WHAT IS BEING ASKED —
Reproduce the material word for word; the images stay out.

Dataset items

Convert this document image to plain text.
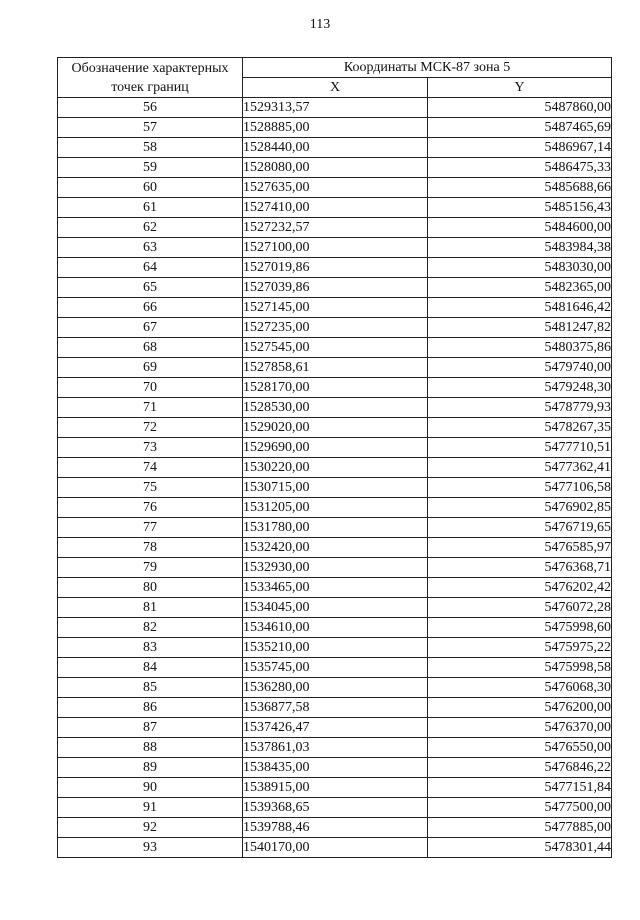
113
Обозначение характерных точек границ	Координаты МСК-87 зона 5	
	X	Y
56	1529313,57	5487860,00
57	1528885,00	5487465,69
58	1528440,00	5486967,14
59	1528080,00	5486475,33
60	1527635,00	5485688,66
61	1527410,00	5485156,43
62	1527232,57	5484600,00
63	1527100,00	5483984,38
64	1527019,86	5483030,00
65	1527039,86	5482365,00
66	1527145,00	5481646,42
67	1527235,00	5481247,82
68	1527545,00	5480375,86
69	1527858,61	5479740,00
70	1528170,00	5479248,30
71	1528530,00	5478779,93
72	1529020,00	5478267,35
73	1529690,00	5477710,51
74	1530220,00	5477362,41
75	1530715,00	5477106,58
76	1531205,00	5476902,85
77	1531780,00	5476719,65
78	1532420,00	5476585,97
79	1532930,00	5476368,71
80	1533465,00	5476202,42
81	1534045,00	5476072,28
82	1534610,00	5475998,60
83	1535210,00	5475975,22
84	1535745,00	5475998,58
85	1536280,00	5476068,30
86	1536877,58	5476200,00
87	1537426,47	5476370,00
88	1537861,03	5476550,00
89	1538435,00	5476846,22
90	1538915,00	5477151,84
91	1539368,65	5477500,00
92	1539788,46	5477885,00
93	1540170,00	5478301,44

THE SOLUTION —
Convert this document image to plain text.
113
Обозначение характерных точек границ	Координаты МСК-87 зона 5	
	X	Y
56	1529313,57	5487860,00
57	1528885,00	5487465,69
58	1528440,00	5486967,14
59	1528080,00	5486475,33
60	1527635,00	5485688,66
61	1527410,00	5485156,43
62	1527232,57	5484600,00
63	1527100,00	5483984,38
64	1527019,86	5483030,00
65	1527039,86	5482365,00
66	1527145,00	5481646,42
67	1527235,00	5481247,82
68	1527545,00	5480375,86
69	1527858,61	5479740,00
70	1528170,00	5479248,30
71	1528530,00	5478779,93
72	1529020,00	5478267,35
73	1529690,00	5477710,51
74	1530220,00	5477362,41
75	1530715,00	5477106,58
76	1531205,00	5476902,85
77	1531780,00	5476719,65
78	1532420,00	5476585,97
79	1532930,00	5476368,71
80	1533465,00	5476202,42
81	1534045,00	5476072,28
82	1534610,00	5475998,60
83	1535210,00	5475975,22
84	1535745,00	5475998,58
85	1536280,00	5476068,30
86	1536877,58	5476200,00
87	1537426,47	5476370,00
88	1537861,03	5476550,00
89	1538435,00	5476846,22
90	1538915,00	5477151,84
91	1539368,65	5477500,00
92	1539788,46	5477885,00
93	1540170,00	5478301,44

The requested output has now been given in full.